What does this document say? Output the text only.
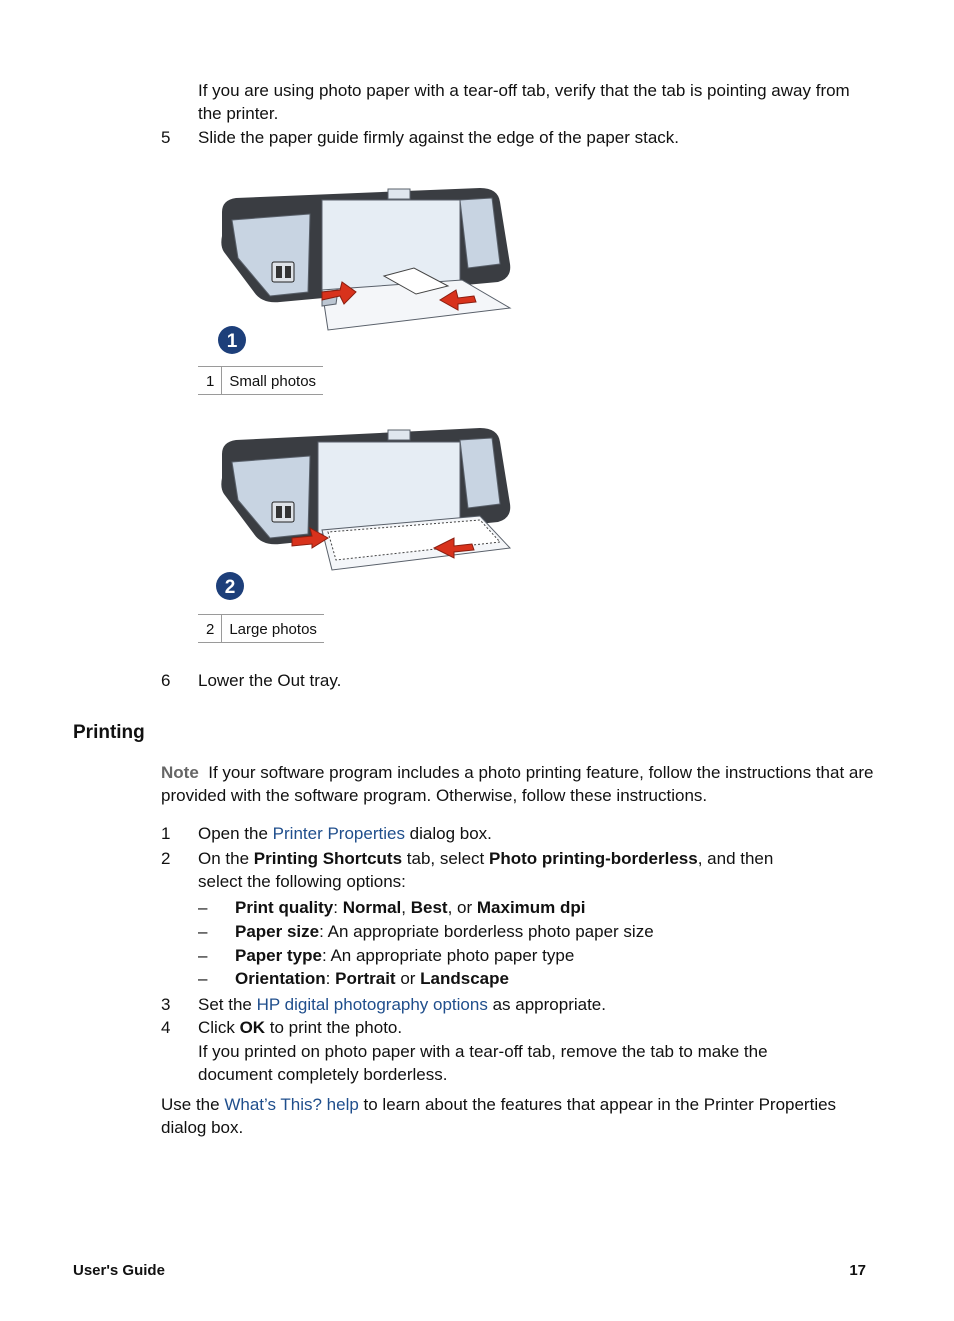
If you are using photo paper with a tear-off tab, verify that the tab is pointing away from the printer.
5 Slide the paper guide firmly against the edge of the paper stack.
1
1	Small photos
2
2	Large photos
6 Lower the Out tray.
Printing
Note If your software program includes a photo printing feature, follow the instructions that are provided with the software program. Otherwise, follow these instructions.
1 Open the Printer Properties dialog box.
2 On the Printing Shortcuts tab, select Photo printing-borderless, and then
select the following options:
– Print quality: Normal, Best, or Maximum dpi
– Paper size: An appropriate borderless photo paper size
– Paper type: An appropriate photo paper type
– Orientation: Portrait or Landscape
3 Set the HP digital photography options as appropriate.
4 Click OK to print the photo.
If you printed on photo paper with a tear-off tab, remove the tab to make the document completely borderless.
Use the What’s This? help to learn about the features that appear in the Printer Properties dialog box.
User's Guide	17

□ □ □ □ □ □ □

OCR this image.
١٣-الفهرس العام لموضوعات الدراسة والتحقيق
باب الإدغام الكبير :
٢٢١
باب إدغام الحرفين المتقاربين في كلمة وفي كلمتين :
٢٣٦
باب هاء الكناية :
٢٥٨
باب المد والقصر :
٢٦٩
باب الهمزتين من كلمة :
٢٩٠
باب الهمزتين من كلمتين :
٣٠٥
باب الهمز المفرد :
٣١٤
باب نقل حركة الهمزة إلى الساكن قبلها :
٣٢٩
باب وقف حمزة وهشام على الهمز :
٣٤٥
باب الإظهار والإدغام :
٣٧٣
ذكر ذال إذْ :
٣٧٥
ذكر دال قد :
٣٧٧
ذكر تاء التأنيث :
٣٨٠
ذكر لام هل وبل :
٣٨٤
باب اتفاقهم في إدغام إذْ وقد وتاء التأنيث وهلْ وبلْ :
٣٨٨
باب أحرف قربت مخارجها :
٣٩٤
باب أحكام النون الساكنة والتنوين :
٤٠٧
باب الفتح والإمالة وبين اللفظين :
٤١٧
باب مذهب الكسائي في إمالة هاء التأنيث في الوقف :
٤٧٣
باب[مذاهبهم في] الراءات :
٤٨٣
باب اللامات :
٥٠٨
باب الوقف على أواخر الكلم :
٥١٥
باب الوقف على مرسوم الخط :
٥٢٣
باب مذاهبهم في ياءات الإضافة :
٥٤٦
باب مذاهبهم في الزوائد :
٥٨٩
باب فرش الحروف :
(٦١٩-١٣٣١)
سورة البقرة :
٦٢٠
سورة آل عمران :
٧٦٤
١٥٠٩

□ □ □ □ □ □ □

From the data above, copy each line where the string "التأنيث" appears.

ذكر تاء التأنيث :
باب اتفاقهم في إدغام إذْ وقد وتاء التأنيث وهلْ وبلْ :
باب مذهب الكسائي في إمالة هاء التأنيث في الوقف :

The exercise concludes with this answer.